### WHAT THE TASK REQUIRES
Identify each line in the records below that contains the word "Edelstahl", and copy it.

### GIVEN DATA
━━━━━━━━━━━━━━━━━━━━━━━━━━━━━━

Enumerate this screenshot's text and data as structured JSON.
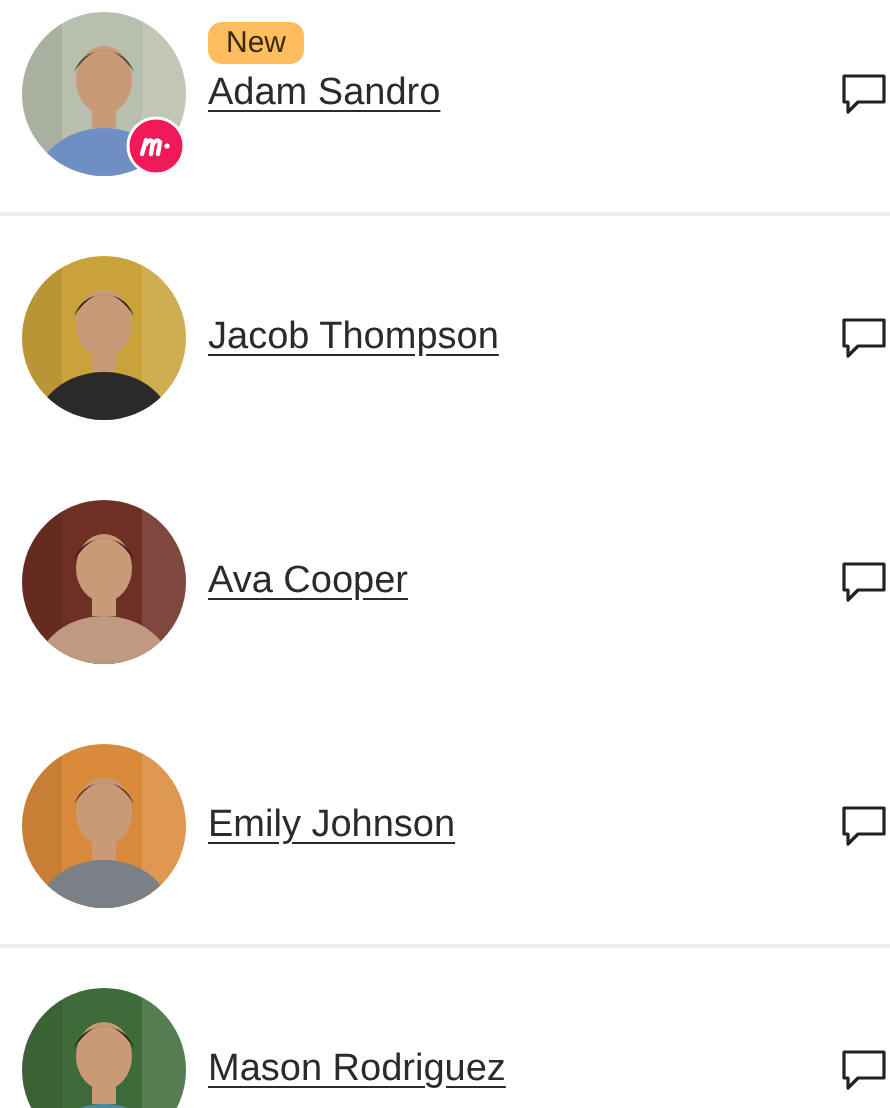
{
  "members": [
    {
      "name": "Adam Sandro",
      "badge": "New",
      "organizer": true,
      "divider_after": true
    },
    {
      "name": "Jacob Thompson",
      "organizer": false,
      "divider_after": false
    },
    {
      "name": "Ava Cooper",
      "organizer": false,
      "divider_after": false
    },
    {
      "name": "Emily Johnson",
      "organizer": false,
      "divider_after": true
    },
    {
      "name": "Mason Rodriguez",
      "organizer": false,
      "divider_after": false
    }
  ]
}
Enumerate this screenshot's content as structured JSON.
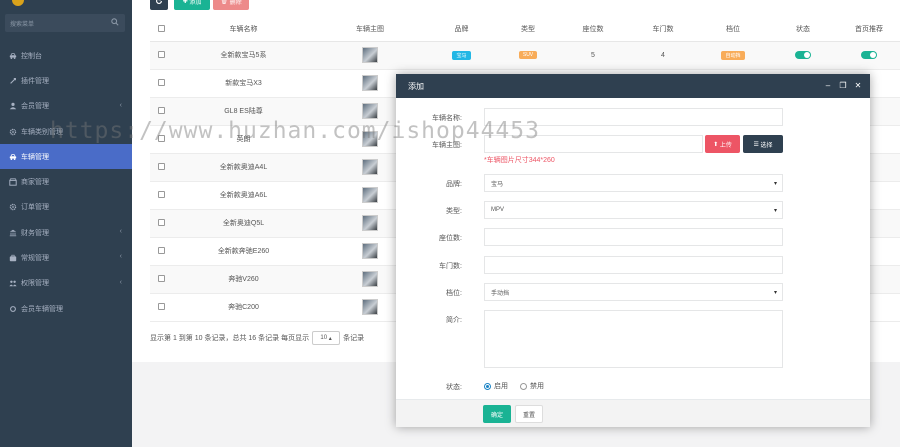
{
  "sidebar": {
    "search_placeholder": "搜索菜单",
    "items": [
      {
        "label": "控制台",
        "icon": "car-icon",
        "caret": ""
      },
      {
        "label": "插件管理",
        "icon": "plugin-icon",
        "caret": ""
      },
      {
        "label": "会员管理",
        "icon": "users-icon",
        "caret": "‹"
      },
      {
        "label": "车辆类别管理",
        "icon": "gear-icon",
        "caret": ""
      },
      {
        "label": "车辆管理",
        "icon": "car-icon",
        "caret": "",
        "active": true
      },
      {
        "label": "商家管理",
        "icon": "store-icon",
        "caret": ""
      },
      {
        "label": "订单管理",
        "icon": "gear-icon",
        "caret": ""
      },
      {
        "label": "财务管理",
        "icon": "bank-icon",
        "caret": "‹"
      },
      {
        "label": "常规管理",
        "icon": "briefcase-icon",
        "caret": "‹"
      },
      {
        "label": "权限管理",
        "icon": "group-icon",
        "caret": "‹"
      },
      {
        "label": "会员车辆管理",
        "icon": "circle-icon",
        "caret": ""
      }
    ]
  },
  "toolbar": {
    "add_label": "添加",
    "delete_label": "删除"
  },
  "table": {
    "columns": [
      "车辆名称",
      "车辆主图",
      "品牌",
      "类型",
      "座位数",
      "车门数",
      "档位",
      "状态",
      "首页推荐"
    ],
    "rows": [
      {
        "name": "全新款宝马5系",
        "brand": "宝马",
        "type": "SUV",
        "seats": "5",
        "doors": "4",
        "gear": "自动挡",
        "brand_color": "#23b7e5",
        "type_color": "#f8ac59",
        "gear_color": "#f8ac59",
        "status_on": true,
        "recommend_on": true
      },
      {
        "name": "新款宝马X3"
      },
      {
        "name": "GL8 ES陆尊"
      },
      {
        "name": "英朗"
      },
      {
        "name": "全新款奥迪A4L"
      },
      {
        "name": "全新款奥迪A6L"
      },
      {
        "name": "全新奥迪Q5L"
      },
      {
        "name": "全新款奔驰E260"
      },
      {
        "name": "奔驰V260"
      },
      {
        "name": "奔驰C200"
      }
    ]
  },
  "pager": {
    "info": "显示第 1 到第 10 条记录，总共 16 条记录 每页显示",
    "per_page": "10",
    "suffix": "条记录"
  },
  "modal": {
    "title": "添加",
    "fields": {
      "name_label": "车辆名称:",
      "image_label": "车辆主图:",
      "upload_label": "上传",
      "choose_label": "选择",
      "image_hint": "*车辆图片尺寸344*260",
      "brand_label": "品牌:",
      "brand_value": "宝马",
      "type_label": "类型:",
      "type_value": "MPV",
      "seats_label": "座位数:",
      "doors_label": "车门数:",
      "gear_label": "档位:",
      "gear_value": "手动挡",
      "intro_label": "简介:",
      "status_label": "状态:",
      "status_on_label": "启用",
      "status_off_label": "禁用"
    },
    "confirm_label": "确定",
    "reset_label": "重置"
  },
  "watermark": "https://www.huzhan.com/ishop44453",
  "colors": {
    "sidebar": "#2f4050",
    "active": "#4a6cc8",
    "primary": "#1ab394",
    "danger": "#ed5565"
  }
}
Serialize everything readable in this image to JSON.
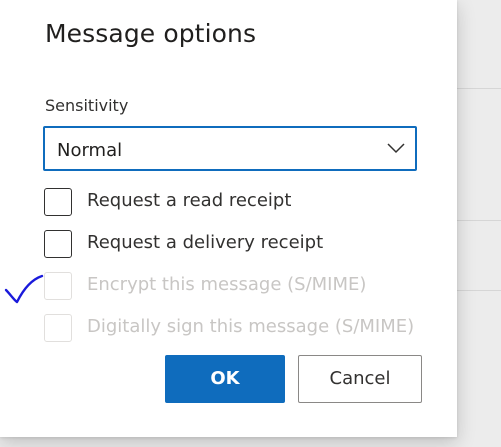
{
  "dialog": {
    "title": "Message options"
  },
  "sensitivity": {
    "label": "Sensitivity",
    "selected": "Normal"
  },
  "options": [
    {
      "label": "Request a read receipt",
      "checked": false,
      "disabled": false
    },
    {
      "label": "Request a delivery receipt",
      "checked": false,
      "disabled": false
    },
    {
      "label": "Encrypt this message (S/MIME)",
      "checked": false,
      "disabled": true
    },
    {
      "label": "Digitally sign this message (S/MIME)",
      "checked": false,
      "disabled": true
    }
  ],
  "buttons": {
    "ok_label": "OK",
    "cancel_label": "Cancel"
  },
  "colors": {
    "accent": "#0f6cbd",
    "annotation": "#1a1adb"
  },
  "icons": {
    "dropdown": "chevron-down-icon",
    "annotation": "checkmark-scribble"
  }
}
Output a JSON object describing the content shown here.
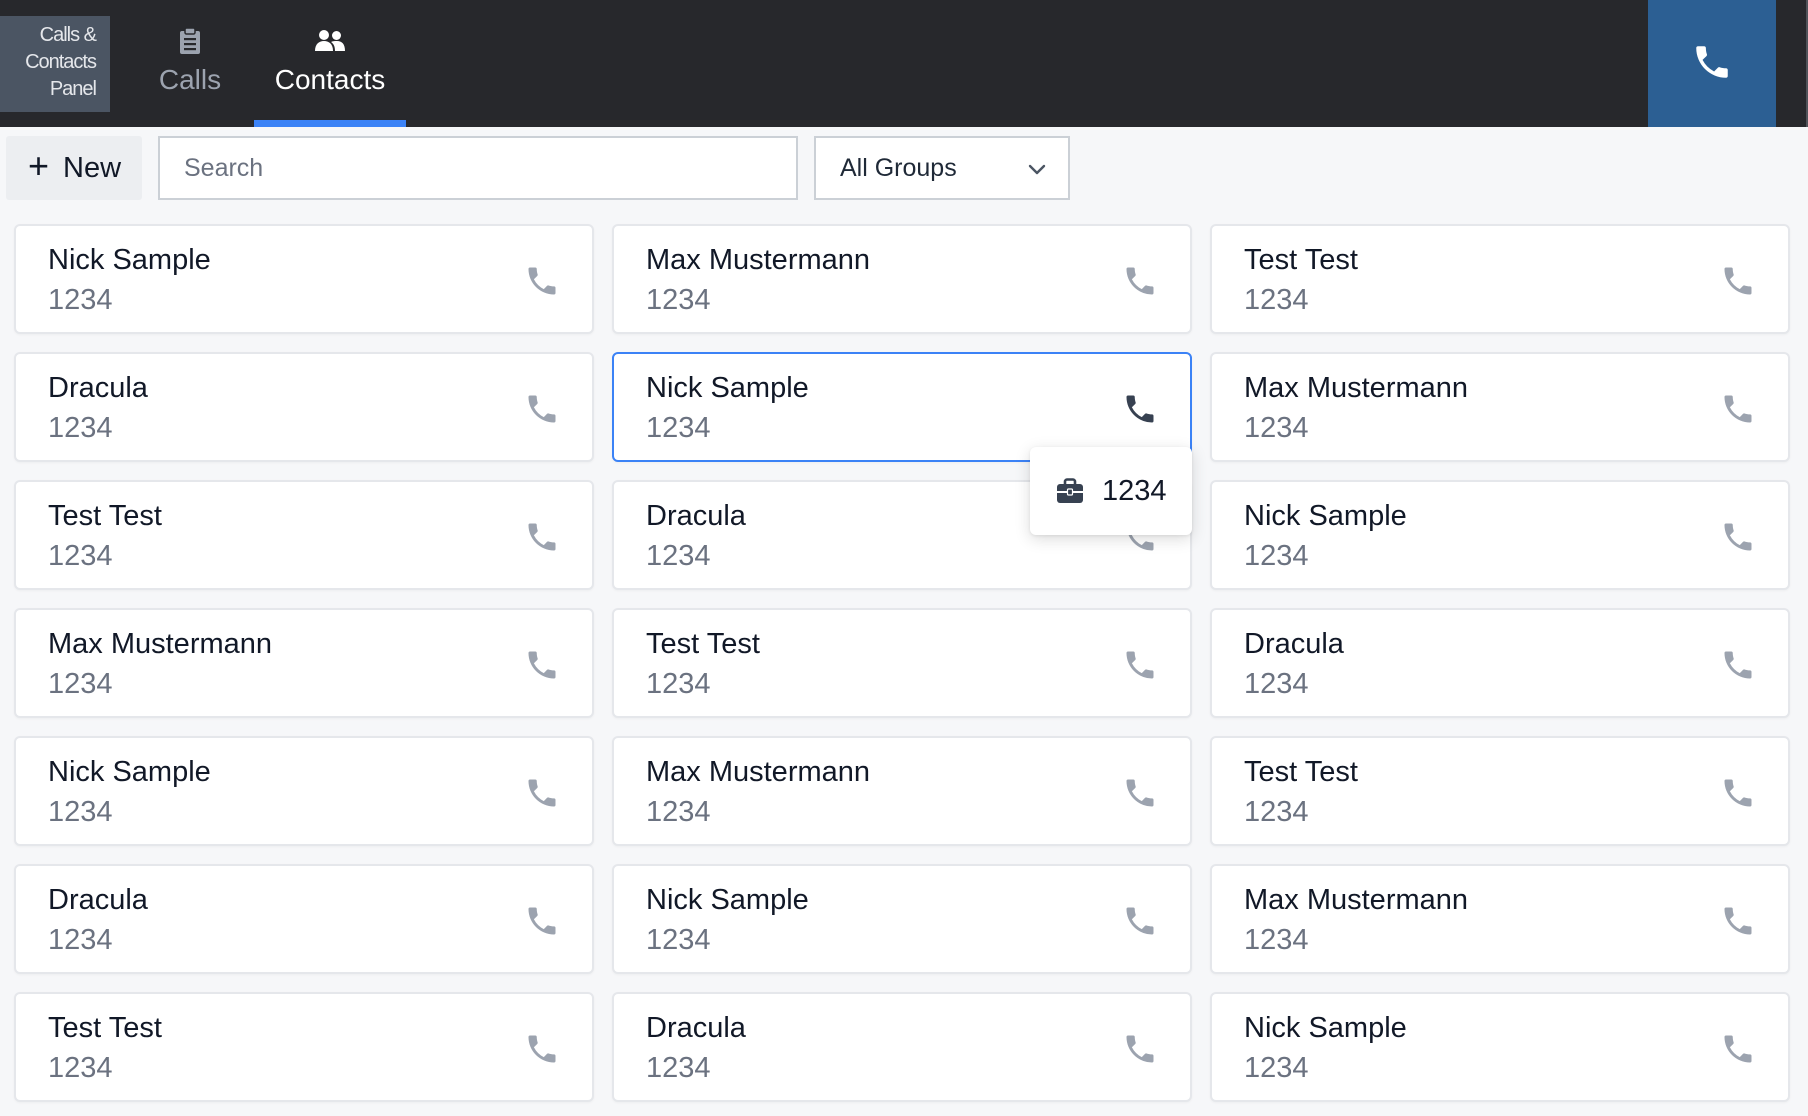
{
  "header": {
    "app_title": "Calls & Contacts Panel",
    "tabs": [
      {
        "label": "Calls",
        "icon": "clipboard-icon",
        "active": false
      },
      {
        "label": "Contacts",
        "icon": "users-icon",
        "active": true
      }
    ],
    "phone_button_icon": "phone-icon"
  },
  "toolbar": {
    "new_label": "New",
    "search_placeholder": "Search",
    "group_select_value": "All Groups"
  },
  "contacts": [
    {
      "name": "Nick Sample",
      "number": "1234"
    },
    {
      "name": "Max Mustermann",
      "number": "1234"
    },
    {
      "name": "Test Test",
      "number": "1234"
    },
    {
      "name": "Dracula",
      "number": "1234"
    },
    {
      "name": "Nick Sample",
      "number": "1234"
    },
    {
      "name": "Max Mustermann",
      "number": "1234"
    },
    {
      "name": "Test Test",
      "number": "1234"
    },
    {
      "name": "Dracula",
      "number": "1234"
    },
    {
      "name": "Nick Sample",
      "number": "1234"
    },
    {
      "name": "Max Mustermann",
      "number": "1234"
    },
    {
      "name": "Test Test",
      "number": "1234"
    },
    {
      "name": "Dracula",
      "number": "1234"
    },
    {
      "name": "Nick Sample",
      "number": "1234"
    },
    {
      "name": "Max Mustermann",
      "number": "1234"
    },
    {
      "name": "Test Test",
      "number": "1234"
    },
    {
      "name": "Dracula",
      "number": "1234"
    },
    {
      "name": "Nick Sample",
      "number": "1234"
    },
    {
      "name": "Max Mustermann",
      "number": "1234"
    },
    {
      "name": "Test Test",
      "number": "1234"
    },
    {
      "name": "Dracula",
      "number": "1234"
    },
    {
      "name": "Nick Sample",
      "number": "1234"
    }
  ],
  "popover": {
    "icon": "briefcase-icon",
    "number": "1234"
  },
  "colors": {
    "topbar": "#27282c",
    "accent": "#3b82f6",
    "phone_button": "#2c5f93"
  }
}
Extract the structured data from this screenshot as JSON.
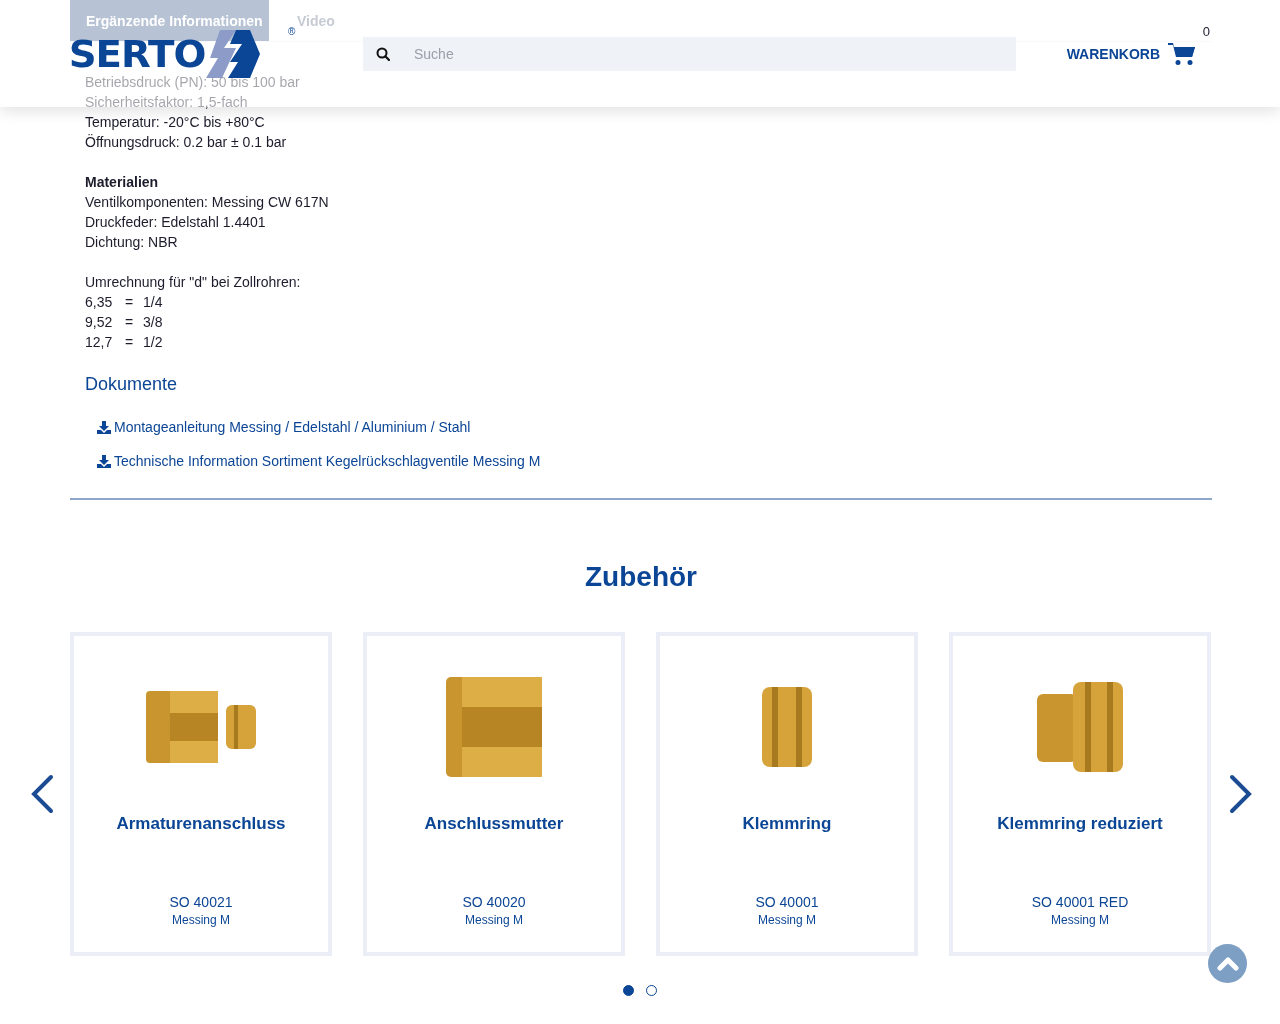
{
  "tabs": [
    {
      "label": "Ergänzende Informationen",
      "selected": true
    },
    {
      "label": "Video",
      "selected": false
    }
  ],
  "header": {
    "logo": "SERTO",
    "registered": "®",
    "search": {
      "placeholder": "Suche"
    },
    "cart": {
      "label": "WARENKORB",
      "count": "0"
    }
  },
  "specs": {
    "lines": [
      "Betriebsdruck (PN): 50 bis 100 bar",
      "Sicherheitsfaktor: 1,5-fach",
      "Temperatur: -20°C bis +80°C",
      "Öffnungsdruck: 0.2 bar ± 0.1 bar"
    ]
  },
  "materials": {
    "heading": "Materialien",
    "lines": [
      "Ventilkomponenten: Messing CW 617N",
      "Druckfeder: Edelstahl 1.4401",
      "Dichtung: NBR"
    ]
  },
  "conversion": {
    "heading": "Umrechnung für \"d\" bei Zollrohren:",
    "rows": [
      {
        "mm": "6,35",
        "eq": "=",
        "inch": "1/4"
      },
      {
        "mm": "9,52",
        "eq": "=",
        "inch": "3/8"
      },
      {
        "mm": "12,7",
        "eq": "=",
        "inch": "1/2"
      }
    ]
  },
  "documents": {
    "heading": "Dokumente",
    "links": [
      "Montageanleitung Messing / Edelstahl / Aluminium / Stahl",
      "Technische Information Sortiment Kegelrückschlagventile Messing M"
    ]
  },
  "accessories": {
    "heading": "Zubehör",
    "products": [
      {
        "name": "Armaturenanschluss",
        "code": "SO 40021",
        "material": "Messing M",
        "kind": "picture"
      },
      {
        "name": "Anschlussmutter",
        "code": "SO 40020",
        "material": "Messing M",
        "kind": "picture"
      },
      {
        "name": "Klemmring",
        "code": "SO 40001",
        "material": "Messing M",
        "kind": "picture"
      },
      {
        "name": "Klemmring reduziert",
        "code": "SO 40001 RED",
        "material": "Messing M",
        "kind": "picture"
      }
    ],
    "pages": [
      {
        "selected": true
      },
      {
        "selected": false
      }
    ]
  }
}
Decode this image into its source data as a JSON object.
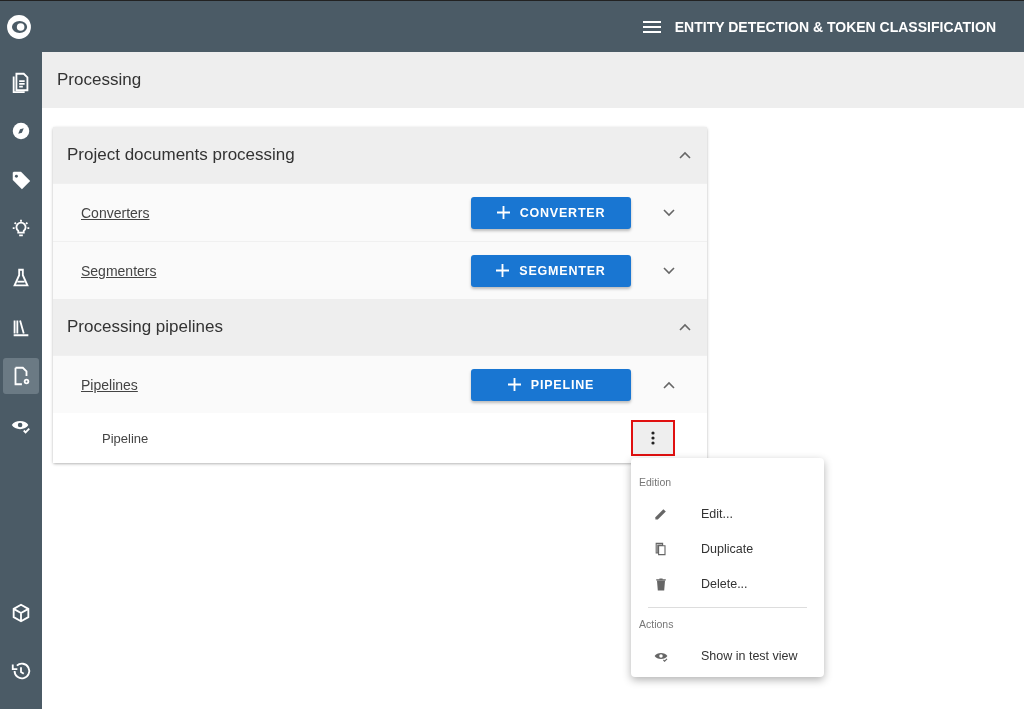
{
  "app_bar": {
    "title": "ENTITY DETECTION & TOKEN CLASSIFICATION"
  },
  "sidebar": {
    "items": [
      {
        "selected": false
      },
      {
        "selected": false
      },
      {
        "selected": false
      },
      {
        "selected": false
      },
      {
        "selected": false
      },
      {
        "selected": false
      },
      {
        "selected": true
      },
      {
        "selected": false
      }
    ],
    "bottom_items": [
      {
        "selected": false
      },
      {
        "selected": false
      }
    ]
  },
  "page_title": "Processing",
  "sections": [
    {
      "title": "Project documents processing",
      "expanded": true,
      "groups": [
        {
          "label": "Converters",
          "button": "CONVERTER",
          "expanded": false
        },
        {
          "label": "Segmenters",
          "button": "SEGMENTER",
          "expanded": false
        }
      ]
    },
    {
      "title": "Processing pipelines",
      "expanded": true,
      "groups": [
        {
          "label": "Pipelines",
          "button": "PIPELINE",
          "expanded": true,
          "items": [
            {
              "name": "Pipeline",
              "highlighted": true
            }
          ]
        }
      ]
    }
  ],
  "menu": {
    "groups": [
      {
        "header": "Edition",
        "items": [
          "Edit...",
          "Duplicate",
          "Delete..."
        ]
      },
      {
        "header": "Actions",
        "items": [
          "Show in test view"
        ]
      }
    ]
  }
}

━━━━━━━━━━━━━━━━━━━━━━━━━━━━━━

### ANSWER TO THIS TASK
      "Druckfeder: Edelstahl 1.4401",
      "Montageanleitung Messing / Edelstahl / Aluminium / Stahl",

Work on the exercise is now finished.